Task instructions
a) In the excerpt on the Forum on Forests secretariat, what is the estimated cost of the six established posts proposed for the regular budget?
b) Set down the part of the Forum on Forests excerpt that opens with the words containing "Regarding the Forum" and closes with "cost of $754,300.".

Regarding the Forum on Forests, the ACABQ in its report on the matter (document A/56/518) notes that the secretariat of the United Nations Forum on Forests will form part of the Department of Economic and Social Affairs and will report directly to the Under-Secretary-General. It consists of eight posts, currently funded through extrabudgetary resources. The proposal is for the Secretariat of the Forum to comprise six established posts: 1 D-2, 1 P-5, 1 P-4, 1 P-3 and 2 General Service to be funded from the regular budget under section 9, Economic and social affairs, beginning in the biennium 2002-2003, at an estimated cost of $754,300.
The Secretariat is expected to be strengthened through secondments from international and regional organizations, institutions and instruments, as well as voluntary contributions, the report states. Upon enquiry, the ACABQ was informed that staff secondments were expected to total five for the biennium. The estimate under section 9 also provides for $256,000 for consultants, $253,600 for expert group meetings, $232,300 for travel of staff, $44,200 for general operating expenses, $5,400 for supplies and materials and $27,000 to replace office automation equipment.
The Advisory Committee notes that resource requirements of $119,900 were included in the proposed programme budget for the biennium 2002-2003 for the travel of representatives of Member States of the Forum that are also members of the Commission on Sustainable Development and that no additional requirements were expected to arise in that regard. The Committee also notes that travel support is envisaged for representatives of least developed countries not members of the Commission to participate in the sessions of the Forum and that such support would be provided from available extrabudgetary resources.

Rows
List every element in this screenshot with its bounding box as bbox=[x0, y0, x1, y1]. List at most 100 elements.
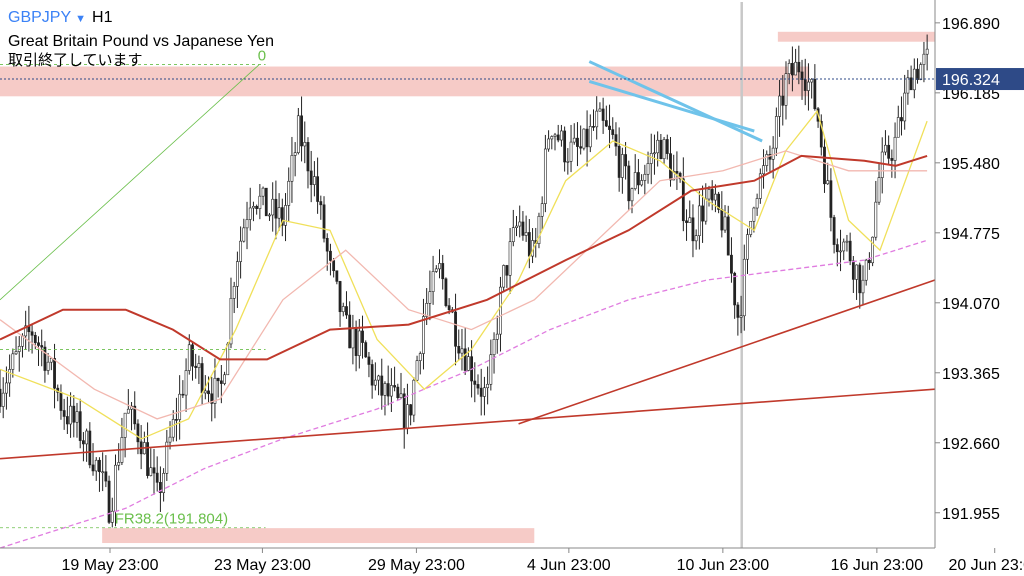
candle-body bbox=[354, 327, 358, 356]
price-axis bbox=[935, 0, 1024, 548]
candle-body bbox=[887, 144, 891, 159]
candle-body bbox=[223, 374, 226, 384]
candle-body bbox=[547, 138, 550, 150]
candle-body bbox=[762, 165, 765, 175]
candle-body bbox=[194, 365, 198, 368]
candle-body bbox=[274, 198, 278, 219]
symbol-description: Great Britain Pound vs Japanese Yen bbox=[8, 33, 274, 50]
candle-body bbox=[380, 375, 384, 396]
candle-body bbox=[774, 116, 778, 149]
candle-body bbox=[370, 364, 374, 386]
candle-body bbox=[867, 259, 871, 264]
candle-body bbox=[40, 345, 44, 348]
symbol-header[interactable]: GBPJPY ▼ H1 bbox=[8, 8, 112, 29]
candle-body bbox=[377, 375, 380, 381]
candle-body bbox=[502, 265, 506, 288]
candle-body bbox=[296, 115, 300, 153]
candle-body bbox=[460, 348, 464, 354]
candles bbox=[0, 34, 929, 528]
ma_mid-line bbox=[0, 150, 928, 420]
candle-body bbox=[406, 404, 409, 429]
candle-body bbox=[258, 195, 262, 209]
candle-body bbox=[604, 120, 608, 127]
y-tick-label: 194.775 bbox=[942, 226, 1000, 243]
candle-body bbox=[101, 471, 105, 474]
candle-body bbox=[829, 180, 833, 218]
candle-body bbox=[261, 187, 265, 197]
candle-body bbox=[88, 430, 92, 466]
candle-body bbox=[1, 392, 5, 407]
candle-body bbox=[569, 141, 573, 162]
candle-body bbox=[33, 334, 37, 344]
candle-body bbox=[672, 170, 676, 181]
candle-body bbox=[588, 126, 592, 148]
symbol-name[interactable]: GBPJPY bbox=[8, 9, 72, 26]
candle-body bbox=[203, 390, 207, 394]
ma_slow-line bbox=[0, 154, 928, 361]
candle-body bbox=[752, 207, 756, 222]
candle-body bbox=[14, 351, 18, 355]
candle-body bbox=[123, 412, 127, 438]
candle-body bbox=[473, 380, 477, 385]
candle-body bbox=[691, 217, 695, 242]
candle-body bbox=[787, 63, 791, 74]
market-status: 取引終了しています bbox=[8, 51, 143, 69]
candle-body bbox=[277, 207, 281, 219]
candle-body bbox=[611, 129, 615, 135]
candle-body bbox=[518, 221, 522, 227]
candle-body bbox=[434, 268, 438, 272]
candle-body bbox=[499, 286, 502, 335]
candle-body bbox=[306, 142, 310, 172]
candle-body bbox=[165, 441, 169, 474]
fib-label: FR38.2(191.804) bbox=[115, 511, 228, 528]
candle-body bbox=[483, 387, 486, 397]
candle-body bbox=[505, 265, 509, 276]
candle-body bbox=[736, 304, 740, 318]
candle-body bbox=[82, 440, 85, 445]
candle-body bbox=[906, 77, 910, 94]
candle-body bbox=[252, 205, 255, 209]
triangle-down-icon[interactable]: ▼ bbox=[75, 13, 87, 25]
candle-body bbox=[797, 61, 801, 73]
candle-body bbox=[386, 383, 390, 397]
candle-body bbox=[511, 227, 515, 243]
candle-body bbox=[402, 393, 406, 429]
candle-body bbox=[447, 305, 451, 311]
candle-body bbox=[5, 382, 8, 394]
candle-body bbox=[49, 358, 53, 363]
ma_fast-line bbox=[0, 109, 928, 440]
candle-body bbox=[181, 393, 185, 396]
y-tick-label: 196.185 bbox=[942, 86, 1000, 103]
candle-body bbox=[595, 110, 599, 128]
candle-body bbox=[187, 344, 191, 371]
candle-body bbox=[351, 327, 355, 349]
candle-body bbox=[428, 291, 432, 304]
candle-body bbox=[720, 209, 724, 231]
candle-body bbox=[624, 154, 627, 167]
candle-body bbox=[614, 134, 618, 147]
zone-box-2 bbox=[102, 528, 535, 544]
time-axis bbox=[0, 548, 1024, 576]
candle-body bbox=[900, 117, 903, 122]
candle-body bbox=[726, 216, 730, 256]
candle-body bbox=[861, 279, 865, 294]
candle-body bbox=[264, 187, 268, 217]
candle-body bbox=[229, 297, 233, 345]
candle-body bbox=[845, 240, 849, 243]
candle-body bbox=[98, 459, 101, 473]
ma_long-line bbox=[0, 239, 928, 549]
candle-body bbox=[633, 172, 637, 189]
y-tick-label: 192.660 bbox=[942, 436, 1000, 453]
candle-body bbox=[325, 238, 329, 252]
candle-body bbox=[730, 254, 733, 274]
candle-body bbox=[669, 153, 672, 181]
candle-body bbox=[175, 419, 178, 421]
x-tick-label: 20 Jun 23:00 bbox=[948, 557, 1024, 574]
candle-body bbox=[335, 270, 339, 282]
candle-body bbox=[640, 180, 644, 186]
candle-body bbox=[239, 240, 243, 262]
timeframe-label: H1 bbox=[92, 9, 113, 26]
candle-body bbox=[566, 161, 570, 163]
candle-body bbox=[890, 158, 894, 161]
---
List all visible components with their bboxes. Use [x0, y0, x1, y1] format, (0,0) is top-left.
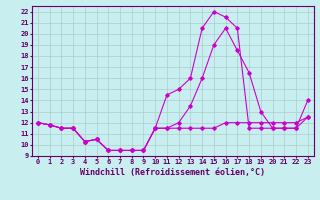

Task-by-task solutions
a) $754,300

b)
Regarding the Forum on Forests, the ACABQ in its report on the matter (document A/56/518) notes that the secretariat of the United Nations Forum on Forests will form part of the Department of Economic and Social Affairs and will report directly to the Under-Secretary-General. It consists of eight posts, currently funded through extrabudgetary resources. The proposal is for the Secretariat of the Forum to comprise six established posts: 1 D-2, 1 P-5, 1 P-4, 1 P-3 and 2 General Service to be funded from the regular budget under section 9, Economic and social affairs, beginning in the biennium 2002-2003, at an estimated cost of $754,300.